## Task objective
Repeat the full listing below verbatim and keep the images out.

[Data excerpts]
* * * * * * * * *

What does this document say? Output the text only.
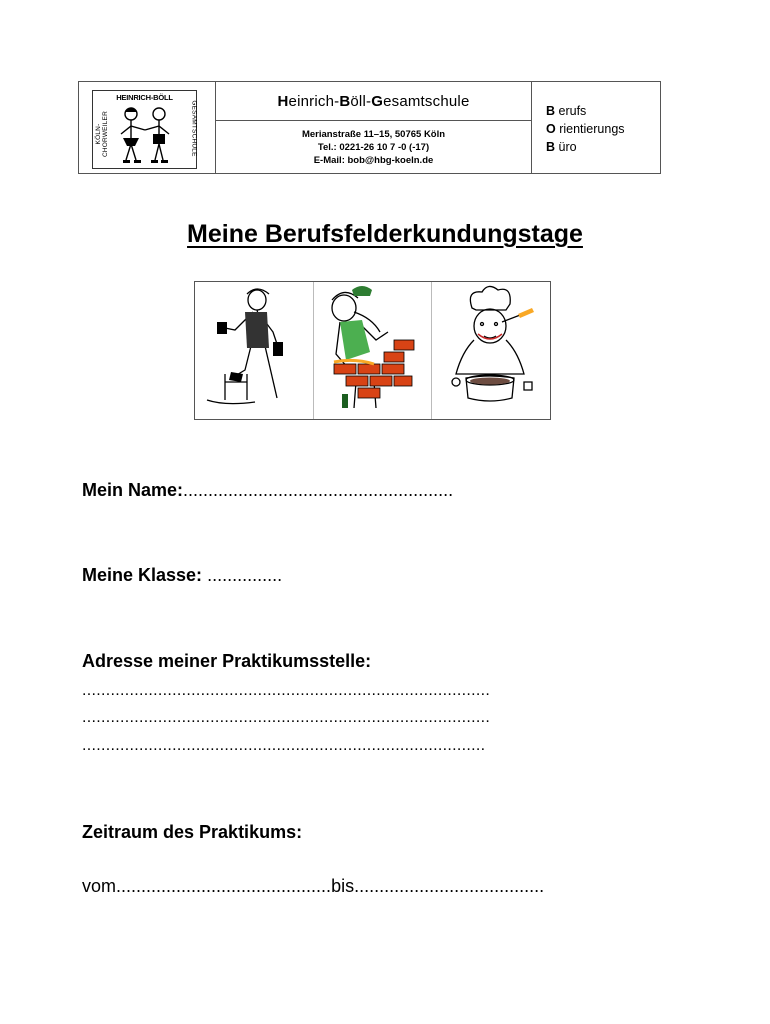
HEINRICH-BÖLL
KÖLN-CHORWEILER	GESAMTSCHULE	H einrich- B öll- G esamtschule
Merianstraße 11–15, 50765 Köln
Tel.: 0221-26 10 7 -0 (-17)
E-Mail: bob@hbg-koeln.de
B erufs
O rientierungs
B üro
Meine Berufsfelderkundungstage
Mein Name:......................................................
Meine Klasse: ...............
Adresse meiner Praktikumsstelle:
......................................................................................
......................................................................................
.....................................................................................
Zeitraum des Praktikums:
vom...........................................bis......................................
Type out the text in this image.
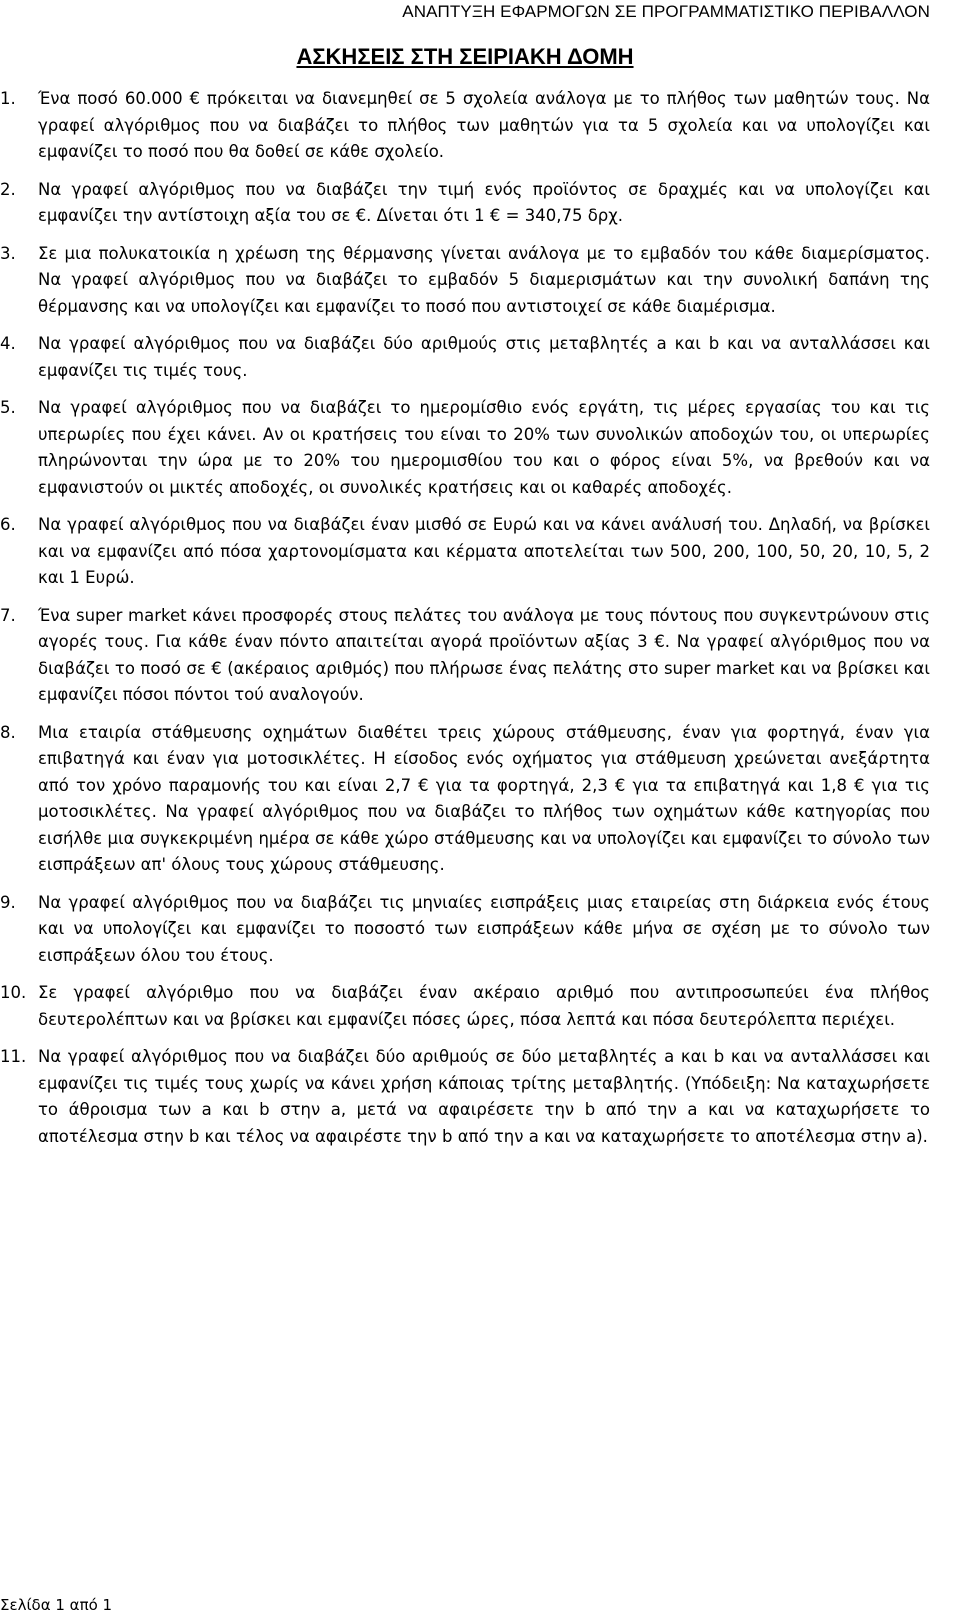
ΑΝΑΠΤΥΞΗ ΕΦΑΡΜΟΓΩΝ ΣΕ ΠΡΟΓΡΑΜΜΑΤΙΣΤΙΚΟ ΠΕΡΙΒΑΛΛΟΝ
ΑΣΚΗΣΕΙΣ ΣΤΗ ΣΕΙΡΙΑΚΗ ΔΟΜΗ
1. Ένα ποσό 60.000 € πρόκειται να διανεμηθεί σε 5 σχολεία ανάλογα με το πλήθος των μαθητών τους. Να γραφεί αλγόριθμος που να διαβάζει το πλήθος των μαθητών για τα 5 σχολεία και να υπολογίζει και εμφανίζει το ποσό που θα δοθεί σε κάθε σχολείο.
2. Να γραφεί αλγόριθμος που να διαβάζει την τιμή ενός προϊόντος σε δραχμές και να υπολογίζει και εμφανίζει την αντίστοιχη αξία του σε €. Δίνεται ότι 1 € = 340,75 δρχ.
3. Σε μια πολυκατοικία η χρέωση της θέρμανσης γίνεται ανάλογα με το εμβαδόν του κάθε διαμερίσματος. Να γραφεί αλγόριθμος που να διαβάζει το εμβαδόν 5 διαμερισμάτων και την συνολική δαπάνη της θέρμανσης και να υπολογίζει και εμφανίζει το ποσό που αντιστοιχεί σε κάθε διαμέρισμα.
4. Να γραφεί αλγόριθμος που να διαβάζει δύο αριθμούς στις μεταβλητές a και b και να ανταλλάσσει και εμφανίζει τις τιμές τους.
5. Να γραφεί αλγόριθμος που να διαβάζει το ημερομίσθιο ενός εργάτη, τις μέρες εργασίας του και τις υπερωρίες που έχει κάνει. Αν οι κρατήσεις του είναι το 20% των συνολικών αποδοχών του, οι υπερωρίες πληρώνονται την ώρα με το 20% του ημερομισθίου του και ο φόρος είναι 5%, να βρεθούν και να εμφανιστούν οι μικτές αποδοχές, οι συνολικές κρατήσεις και οι καθαρές αποδοχές.
6. Να γραφεί αλγόριθμος που να διαβάζει έναν μισθό σε Ευρώ και να κάνει ανάλυσή του. Δηλαδή, να βρίσκει και να εμφανίζει από πόσα χαρτονομίσματα και κέρματα αποτελείται των 500, 200, 100, 50, 20, 10, 5, 2 και 1 Ευρώ.
7. Ένα super market κάνει προσφορές στους πελάτες του ανάλογα με τους πόντους που συγκεντρώνουν στις αγορές τους. Για κάθε έναν πόντο απαιτείται αγορά προϊόντων αξίας 3 €. Να γραφεί αλγόριθμος που να διαβάζει το ποσό σε € (ακέραιος αριθμός) που πλήρωσε ένας πελάτης στο super market και να βρίσκει και εμφανίζει πόσοι πόντοι τού αναλογούν.
8. Μια εταιρία στάθμευσης οχημάτων διαθέτει τρεις χώρους στάθμευσης, έναν για φορτηγά, έναν για επιβατηγά και έναν για μοτοσικλέτες. Η είσοδος ενός οχήματος για στάθμευση χρεώνεται ανεξάρτητα από τον χρόνο παραμονής του και είναι 2,7 € για τα φορτηγά, 2,3 € για τα επιβατηγά και 1,8 € για τις μοτοσικλέτες. Να γραφεί αλγόριθμος που να διαβάζει το πλήθος των οχημάτων κάθε κατηγορίας που εισήλθε μια συγκεκριμένη ημέρα σε κάθε χώρο στάθμευσης και να υπολογίζει και εμφανίζει το σύνολο των εισπράξεων απ' όλους τους χώρους στάθμευσης.
9. Να γραφεί αλγόριθμος που να διαβάζει τις μηνιαίες εισπράξεις μιας εταιρείας στη διάρκεια ενός έτους και να υπολογίζει και εμφανίζει το ποσοστό των εισπράξεων κάθε μήνα σε σχέση με το σύνολο των εισπράξεων όλου του έτους.
10. Σε γραφεί αλγόριθμο που να διαβάζει έναν ακέραιο αριθμό που αντιπροσωπεύει ένα πλήθος δευτερολέπτων και να βρίσκει και εμφανίζει πόσες ώρες, πόσα λεπτά και πόσα δευτερόλεπτα περιέχει.
11. Να γραφεί αλγόριθμος που να διαβάζει δύο αριθμούς σε δύο μεταβλητές a και b και να ανταλλάσσει και εμφανίζει τις τιμές τους χωρίς να κάνει χρήση κάποιας τρίτης μεταβλητής. (Υπόδειξη: Να καταχωρήσετε το άθροισμα των a και b στην a, μετά να αφαιρέσετε την b από την a και να καταχωρήσετε το αποτέλεσμα στην b και τέλος να αφαιρέστε την b από την a και να καταχωρήσετε το αποτέλεσμα στην a).
Σελίδα 1 από 1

* * * * * * * * *

## Output of the task
What does this document say? Output the text only.
HEINRICH-BÖLL
KÖLN-CHORWEILER	GESAMTSCHULE	H einrich- B öll- G esamtschule
Merianstraße 11–15, 50765 Köln
Tel.: 0221-26 10 7 -0 (-17)
E-Mail: bob@hbg-koeln.de
B erufs
O rientierungs
B üro
Meine Berufsfelderkundungstage
Mein Name:......................................................
Meine Klasse: ...............
Adresse meiner Praktikumsstelle:
......................................................................................
......................................................................................
.....................................................................................
Zeitraum des Praktikums:
vom...........................................bis......................................
Type out the text in this image.
ΑΝΑΠΤΥΞΗ ΕΦΑΡΜΟΓΩΝ ΣΕ ΠΡΟΓΡΑΜΜΑΤΙΣΤΙΚΟ ΠΕΡΙΒΑΛΛΟΝ
ΑΣΚΗΣΕΙΣ ΣΤΗ ΣΕΙΡΙΑΚΗ ΔΟΜΗ
1. Ένα ποσό 60.000 € πρόκειται να διανεμηθεί σε 5 σχολεία ανάλογα με το πλήθος των μαθητών τους. Να γραφεί αλγόριθμος που να διαβάζει το πλήθος των μαθητών για τα 5 σχολεία και να υπολογίζει και εμφανίζει το ποσό που θα δοθεί σε κάθε σχολείο.
2. Να γραφεί αλγόριθμος που να διαβάζει την τιμή ενός προϊόντος σε δραχμές και να υπολογίζει και εμφανίζει την αντίστοιχη αξία του σε €. Δίνεται ότι 1 € = 340,75 δρχ.
3. Σε μια πολυκατοικία η χρέωση της θέρμανσης γίνεται ανάλογα με το εμβαδόν του κάθε διαμερίσματος. Να γραφεί αλγόριθμος που να διαβάζει το εμβαδόν 5 διαμερισμάτων και την συνολική δαπάνη της θέρμανσης και να υπολογίζει και εμφανίζει το ποσό που αντιστοιχεί σε κάθε διαμέρισμα.
4. Να γραφεί αλγόριθμος που να διαβάζει δύο αριθμούς στις μεταβλητές a και b και να ανταλλάσσει και εμφανίζει τις τιμές τους.
5. Να γραφεί αλγόριθμος που να διαβάζει το ημερομίσθιο ενός εργάτη, τις μέρες εργασίας του και τις υπερωρίες που έχει κάνει. Αν οι κρατήσεις του είναι το 20% των συνολικών αποδοχών του, οι υπερωρίες πληρώνονται την ώρα με το 20% του ημερομισθίου του και ο φόρος είναι 5%, να βρεθούν και να εμφανιστούν οι μικτές αποδοχές, οι συνολικές κρατήσεις και οι καθαρές αποδοχές.
6. Να γραφεί αλγόριθμος που να διαβάζει έναν μισθό σε Ευρώ και να κάνει ανάλυσή του. Δηλαδή, να βρίσκει και να εμφανίζει από πόσα χαρτονομίσματα και κέρματα αποτελείται των 500, 200, 100, 50, 20, 10, 5, 2 και 1 Ευρώ.
7. Ένα super market κάνει προσφορές στους πελάτες του ανάλογα με τους πόντους που συγκεντρώνουν στις αγορές τους. Για κάθε έναν πόντο απαιτείται αγορά προϊόντων αξίας 3 €. Να γραφεί αλγόριθμος που να διαβάζει το ποσό σε € (ακέραιος αριθμός) που πλήρωσε ένας πελάτης στο super market και να βρίσκει και εμφανίζει πόσοι πόντοι τού αναλογούν.
8. Μια εταιρία στάθμευσης οχημάτων διαθέτει τρεις χώρους στάθμευσης, έναν για φορτηγά, έναν για επιβατηγά και έναν για μοτοσικλέτες. Η είσοδος ενός οχήματος για στάθμευση χρεώνεται ανεξάρτητα από τον χρόνο παραμονής του και είναι 2,7 € για τα φορτηγά, 2,3 € για τα επιβατηγά και 1,8 € για τις μοτοσικλέτες. Να γραφεί αλγόριθμος που να διαβάζει το πλήθος των οχημάτων κάθε κατηγορίας που εισήλθε μια συγκεκριμένη ημέρα σε κάθε χώρο στάθμευσης και να υπολογίζει και εμφανίζει το σύνολο των εισπράξεων απ' όλους τους χώρους στάθμευσης.
9. Να γραφεί αλγόριθμος που να διαβάζει τις μηνιαίες εισπράξεις μιας εταιρείας στη διάρκεια ενός έτους και να υπολογίζει και εμφανίζει το ποσοστό των εισπράξεων κάθε μήνα σε σχέση με το σύνολο των εισπράξεων όλου του έτους.
10. Σε γραφεί αλγόριθμο που να διαβάζει έναν ακέραιο αριθμό που αντιπροσωπεύει ένα πλήθος δευτερολέπτων και να βρίσκει και εμφανίζει πόσες ώρες, πόσα λεπτά και πόσα δευτερόλεπτα περιέχει.
11. Να γραφεί αλγόριθμος που να διαβάζει δύο αριθμούς σε δύο μεταβλητές a και b και να ανταλλάσσει και εμφανίζει τις τιμές τους χωρίς να κάνει χρήση κάποιας τρίτης μεταβλητής. (Υπόδειξη: Να καταχωρήσετε το άθροισμα των a και b στην a, μετά να αφαιρέσετε την b από την a και να καταχωρήσετε το αποτέλεσμα στην b και τέλος να αφαιρέστε την b από την a και να καταχωρήσετε το αποτέλεσμα στην a).
Σελίδα 1 από 1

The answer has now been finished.